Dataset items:
• • • •
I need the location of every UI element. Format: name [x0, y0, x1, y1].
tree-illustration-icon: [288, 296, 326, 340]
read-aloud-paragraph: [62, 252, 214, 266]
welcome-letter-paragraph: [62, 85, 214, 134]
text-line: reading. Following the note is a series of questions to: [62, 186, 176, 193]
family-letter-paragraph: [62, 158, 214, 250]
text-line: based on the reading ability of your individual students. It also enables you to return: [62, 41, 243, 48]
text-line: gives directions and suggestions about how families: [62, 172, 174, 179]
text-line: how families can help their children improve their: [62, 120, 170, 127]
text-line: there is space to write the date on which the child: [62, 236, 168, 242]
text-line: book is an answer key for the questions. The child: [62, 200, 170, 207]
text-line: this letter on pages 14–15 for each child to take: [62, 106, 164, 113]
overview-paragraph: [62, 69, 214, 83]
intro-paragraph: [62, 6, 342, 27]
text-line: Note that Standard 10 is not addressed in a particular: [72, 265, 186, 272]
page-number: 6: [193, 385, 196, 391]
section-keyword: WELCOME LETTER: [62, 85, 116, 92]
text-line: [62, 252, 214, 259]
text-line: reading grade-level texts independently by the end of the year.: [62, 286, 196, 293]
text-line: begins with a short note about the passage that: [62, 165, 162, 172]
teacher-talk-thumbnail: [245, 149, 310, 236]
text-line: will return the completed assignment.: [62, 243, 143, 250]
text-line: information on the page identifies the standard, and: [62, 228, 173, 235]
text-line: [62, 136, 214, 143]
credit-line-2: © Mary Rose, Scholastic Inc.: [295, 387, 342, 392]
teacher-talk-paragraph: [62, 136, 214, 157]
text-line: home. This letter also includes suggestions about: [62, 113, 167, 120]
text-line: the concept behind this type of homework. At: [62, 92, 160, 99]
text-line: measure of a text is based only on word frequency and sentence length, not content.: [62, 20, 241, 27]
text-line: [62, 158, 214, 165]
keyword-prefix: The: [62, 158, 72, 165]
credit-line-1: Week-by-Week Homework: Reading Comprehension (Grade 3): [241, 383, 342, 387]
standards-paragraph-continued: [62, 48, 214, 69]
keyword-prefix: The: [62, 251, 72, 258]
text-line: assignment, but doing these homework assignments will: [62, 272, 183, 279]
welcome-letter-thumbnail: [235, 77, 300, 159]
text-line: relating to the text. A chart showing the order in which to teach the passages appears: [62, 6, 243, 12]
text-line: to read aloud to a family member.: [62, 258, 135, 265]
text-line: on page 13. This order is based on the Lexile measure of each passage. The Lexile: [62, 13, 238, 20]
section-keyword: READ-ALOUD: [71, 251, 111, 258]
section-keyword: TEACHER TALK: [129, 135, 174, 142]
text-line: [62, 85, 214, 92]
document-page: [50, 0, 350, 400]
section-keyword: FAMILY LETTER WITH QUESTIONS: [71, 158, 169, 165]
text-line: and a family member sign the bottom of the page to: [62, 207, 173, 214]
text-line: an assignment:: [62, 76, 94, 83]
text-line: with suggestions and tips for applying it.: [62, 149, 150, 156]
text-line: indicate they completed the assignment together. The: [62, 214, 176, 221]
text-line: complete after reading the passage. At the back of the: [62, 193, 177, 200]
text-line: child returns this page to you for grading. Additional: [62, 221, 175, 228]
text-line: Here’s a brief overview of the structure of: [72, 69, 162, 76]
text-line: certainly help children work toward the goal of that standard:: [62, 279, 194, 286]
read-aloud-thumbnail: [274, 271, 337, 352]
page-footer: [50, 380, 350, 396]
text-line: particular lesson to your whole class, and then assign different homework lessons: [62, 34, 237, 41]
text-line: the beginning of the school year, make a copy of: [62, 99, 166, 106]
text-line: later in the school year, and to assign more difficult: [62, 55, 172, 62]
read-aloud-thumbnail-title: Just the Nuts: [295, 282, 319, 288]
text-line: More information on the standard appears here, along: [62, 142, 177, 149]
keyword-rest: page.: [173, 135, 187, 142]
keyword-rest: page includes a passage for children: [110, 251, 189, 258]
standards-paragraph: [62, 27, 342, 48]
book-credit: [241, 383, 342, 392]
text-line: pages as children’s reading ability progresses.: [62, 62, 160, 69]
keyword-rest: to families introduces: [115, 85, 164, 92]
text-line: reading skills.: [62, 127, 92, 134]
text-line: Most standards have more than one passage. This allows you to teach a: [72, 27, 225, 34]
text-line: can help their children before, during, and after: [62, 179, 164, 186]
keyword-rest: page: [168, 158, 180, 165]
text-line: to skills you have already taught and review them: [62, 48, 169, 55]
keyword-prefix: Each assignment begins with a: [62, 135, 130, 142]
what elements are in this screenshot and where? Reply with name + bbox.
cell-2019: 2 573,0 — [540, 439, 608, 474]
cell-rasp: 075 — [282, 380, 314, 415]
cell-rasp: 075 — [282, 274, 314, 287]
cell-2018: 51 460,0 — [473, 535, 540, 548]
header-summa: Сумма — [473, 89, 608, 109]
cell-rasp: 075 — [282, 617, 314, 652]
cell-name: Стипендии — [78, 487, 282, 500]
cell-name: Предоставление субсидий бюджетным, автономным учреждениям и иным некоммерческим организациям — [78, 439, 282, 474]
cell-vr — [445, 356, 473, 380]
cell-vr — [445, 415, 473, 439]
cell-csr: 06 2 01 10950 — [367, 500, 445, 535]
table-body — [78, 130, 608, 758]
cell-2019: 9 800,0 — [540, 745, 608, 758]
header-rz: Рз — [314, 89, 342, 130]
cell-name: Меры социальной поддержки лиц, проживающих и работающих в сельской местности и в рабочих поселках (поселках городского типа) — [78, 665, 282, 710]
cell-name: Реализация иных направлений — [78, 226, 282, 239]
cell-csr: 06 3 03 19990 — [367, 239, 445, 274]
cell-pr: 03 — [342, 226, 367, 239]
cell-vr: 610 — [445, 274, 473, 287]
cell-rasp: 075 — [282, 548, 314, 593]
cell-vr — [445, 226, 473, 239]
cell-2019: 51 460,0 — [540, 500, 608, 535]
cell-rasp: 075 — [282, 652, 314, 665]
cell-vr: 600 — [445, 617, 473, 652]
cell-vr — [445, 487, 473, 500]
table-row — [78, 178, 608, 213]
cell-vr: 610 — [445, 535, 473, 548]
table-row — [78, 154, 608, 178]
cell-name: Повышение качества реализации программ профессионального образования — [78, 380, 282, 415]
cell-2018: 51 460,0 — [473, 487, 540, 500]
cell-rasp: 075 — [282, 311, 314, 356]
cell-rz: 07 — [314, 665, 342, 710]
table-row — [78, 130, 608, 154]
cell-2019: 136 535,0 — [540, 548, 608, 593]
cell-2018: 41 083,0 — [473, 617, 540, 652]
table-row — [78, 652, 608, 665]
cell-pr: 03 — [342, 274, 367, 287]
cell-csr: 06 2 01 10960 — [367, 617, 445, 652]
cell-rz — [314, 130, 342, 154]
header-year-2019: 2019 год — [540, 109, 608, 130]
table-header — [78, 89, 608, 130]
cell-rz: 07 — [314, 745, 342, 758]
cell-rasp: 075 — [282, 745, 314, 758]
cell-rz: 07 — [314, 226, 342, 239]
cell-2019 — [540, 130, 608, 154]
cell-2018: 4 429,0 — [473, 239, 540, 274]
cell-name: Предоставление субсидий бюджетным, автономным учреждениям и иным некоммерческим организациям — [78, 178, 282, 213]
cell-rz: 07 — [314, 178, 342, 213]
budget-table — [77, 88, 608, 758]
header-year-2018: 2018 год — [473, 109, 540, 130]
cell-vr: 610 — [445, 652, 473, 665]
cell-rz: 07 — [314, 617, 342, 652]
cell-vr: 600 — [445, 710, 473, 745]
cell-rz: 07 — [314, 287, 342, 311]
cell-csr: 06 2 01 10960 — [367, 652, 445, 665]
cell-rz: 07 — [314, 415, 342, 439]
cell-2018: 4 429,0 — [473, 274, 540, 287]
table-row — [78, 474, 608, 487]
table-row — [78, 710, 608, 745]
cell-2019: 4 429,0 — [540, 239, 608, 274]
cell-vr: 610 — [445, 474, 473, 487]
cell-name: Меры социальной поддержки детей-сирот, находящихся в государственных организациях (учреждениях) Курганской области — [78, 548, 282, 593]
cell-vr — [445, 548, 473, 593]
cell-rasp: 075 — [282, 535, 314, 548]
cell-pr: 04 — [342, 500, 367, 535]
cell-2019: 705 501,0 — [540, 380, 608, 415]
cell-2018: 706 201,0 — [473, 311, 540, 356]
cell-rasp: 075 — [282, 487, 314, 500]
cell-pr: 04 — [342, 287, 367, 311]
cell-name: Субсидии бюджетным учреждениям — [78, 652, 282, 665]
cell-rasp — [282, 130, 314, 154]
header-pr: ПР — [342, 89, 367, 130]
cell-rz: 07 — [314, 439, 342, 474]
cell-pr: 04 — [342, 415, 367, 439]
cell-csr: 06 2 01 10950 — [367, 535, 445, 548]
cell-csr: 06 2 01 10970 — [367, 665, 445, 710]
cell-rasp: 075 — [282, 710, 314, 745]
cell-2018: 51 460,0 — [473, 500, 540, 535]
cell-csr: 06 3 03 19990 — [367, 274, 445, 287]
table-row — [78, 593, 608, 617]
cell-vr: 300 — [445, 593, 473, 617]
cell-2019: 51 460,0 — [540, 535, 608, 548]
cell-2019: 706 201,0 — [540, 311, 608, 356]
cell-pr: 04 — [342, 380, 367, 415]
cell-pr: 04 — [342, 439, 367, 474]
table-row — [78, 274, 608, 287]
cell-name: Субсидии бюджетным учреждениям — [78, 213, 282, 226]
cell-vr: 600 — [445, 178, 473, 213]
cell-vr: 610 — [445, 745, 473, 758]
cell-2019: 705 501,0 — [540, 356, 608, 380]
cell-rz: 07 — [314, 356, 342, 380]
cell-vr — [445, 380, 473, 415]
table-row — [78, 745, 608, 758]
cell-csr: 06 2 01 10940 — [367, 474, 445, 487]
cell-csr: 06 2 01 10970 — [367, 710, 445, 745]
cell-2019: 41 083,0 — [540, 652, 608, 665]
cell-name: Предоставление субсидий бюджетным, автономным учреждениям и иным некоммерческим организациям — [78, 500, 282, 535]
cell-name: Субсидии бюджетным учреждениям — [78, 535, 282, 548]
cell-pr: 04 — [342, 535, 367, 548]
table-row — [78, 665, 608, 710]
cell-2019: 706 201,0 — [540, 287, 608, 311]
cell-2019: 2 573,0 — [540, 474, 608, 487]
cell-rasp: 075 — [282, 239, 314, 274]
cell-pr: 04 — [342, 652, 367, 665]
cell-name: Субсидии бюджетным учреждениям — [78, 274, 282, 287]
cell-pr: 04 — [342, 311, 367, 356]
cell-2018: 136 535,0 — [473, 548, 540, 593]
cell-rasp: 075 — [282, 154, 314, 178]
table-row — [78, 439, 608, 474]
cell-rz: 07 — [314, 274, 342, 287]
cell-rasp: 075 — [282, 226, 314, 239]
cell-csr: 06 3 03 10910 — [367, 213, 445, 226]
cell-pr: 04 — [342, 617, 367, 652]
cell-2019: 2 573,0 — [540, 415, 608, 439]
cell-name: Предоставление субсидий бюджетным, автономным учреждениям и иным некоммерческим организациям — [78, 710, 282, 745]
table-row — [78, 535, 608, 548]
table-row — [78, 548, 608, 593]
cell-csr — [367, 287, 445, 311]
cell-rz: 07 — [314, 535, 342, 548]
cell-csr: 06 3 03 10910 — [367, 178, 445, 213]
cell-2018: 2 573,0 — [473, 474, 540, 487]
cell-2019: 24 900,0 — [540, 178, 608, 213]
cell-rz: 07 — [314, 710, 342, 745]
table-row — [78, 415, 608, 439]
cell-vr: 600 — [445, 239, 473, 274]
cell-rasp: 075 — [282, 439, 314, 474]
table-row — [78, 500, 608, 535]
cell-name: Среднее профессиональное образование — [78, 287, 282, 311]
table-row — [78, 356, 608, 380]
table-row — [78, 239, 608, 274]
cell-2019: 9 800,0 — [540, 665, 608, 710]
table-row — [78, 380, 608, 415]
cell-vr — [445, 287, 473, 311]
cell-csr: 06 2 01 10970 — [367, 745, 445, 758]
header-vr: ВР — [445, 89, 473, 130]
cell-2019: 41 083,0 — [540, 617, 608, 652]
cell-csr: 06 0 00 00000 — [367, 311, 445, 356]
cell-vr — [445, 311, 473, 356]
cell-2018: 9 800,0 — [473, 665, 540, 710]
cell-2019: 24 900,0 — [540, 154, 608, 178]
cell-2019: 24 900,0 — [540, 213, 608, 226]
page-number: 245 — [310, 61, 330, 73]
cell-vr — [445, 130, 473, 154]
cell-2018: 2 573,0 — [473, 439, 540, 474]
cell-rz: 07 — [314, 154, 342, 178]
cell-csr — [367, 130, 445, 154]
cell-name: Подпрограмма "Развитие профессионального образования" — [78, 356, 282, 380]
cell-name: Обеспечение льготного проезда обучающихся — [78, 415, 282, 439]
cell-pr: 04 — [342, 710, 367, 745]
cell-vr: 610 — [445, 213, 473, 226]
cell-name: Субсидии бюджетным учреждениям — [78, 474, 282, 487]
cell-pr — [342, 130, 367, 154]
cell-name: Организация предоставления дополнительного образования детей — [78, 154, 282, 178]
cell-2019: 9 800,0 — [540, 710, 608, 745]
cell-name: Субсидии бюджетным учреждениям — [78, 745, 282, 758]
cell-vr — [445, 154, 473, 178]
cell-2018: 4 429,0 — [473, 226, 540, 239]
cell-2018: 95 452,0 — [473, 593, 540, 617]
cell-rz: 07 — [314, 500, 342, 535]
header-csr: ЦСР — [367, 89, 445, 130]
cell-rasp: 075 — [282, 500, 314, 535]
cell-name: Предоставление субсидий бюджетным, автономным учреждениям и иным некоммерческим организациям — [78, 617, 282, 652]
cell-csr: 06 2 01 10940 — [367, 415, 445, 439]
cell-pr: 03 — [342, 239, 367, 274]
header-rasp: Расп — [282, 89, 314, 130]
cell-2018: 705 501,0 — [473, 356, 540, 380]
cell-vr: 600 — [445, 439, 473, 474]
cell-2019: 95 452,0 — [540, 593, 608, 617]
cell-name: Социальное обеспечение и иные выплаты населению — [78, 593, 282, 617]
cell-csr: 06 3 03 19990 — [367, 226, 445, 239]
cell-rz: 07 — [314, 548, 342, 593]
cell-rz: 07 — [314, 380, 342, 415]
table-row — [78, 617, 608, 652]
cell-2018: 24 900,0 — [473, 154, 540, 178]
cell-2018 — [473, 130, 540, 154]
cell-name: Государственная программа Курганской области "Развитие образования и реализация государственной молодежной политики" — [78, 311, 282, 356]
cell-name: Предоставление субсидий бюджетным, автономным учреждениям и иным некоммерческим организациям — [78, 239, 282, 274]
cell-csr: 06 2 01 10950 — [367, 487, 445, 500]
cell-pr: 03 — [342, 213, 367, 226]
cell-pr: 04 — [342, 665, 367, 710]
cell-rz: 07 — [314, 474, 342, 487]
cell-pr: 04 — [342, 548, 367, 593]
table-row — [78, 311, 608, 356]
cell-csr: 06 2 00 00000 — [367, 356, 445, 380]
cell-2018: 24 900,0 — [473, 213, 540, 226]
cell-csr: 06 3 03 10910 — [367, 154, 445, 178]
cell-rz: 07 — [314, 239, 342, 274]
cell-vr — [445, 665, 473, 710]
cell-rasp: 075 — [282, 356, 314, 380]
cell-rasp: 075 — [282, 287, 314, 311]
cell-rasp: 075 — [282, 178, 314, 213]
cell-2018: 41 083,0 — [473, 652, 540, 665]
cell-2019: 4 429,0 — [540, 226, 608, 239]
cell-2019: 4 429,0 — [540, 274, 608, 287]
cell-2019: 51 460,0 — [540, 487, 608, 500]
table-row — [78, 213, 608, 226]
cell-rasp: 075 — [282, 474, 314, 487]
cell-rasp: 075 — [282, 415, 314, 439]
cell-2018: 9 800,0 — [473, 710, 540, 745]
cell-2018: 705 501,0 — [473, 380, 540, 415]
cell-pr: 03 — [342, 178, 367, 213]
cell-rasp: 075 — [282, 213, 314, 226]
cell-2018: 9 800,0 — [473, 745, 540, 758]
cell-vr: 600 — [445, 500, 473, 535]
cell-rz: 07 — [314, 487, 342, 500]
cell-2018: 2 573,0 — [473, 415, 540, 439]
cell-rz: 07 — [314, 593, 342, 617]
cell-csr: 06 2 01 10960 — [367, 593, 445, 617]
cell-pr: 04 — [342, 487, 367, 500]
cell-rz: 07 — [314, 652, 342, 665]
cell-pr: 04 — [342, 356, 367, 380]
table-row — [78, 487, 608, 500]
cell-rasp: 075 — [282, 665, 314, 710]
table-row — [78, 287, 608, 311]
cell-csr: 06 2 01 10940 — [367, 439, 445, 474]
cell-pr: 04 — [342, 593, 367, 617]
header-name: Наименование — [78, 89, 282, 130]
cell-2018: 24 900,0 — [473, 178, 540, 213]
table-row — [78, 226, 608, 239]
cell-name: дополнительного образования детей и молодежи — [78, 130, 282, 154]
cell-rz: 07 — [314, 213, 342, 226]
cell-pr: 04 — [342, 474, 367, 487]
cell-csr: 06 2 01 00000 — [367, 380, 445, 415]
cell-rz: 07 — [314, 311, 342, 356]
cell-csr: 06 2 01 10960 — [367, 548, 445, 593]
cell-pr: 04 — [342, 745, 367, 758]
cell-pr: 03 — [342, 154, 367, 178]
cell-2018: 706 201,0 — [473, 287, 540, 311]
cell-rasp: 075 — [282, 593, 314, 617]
• • • •
Job - Extract, unchanged, the lines above that run from the first line through the line containing "text-line: [62, 252, 214, 259]", including both ends.

Answer -
I need the location of every UI element. Format: name [x0, y0, x1, y1].
tree-illustration-icon: [288, 296, 326, 340]
read-aloud-paragraph: [62, 252, 214, 266]
welcome-letter-paragraph: [62, 85, 214, 134]
text-line: reading. Following the note is a series of questions to: [62, 186, 176, 193]
family-letter-paragraph: [62, 158, 214, 250]
text-line: based on the reading ability of your individual students. It also enables you to return: [62, 41, 243, 48]
text-line: gives directions and suggestions about how families: [62, 172, 174, 179]
text-line: how families can help their children improve their: [62, 120, 170, 127]
text-line: there is space to write the date on which the child: [62, 236, 168, 242]
text-line: book is an answer key for the questions. The child: [62, 200, 170, 207]
text-line: this letter on pages 14–15 for each child to take: [62, 106, 164, 113]
overview-paragraph: [62, 69, 214, 83]
intro-paragraph: [62, 6, 342, 27]
text-line: Note that Standard 10 is not addressed in a particular: [72, 265, 186, 272]
page-number: 6: [193, 385, 196, 391]
section-keyword: WELCOME LETTER: [62, 85, 116, 92]
text-line: [62, 252, 214, 259]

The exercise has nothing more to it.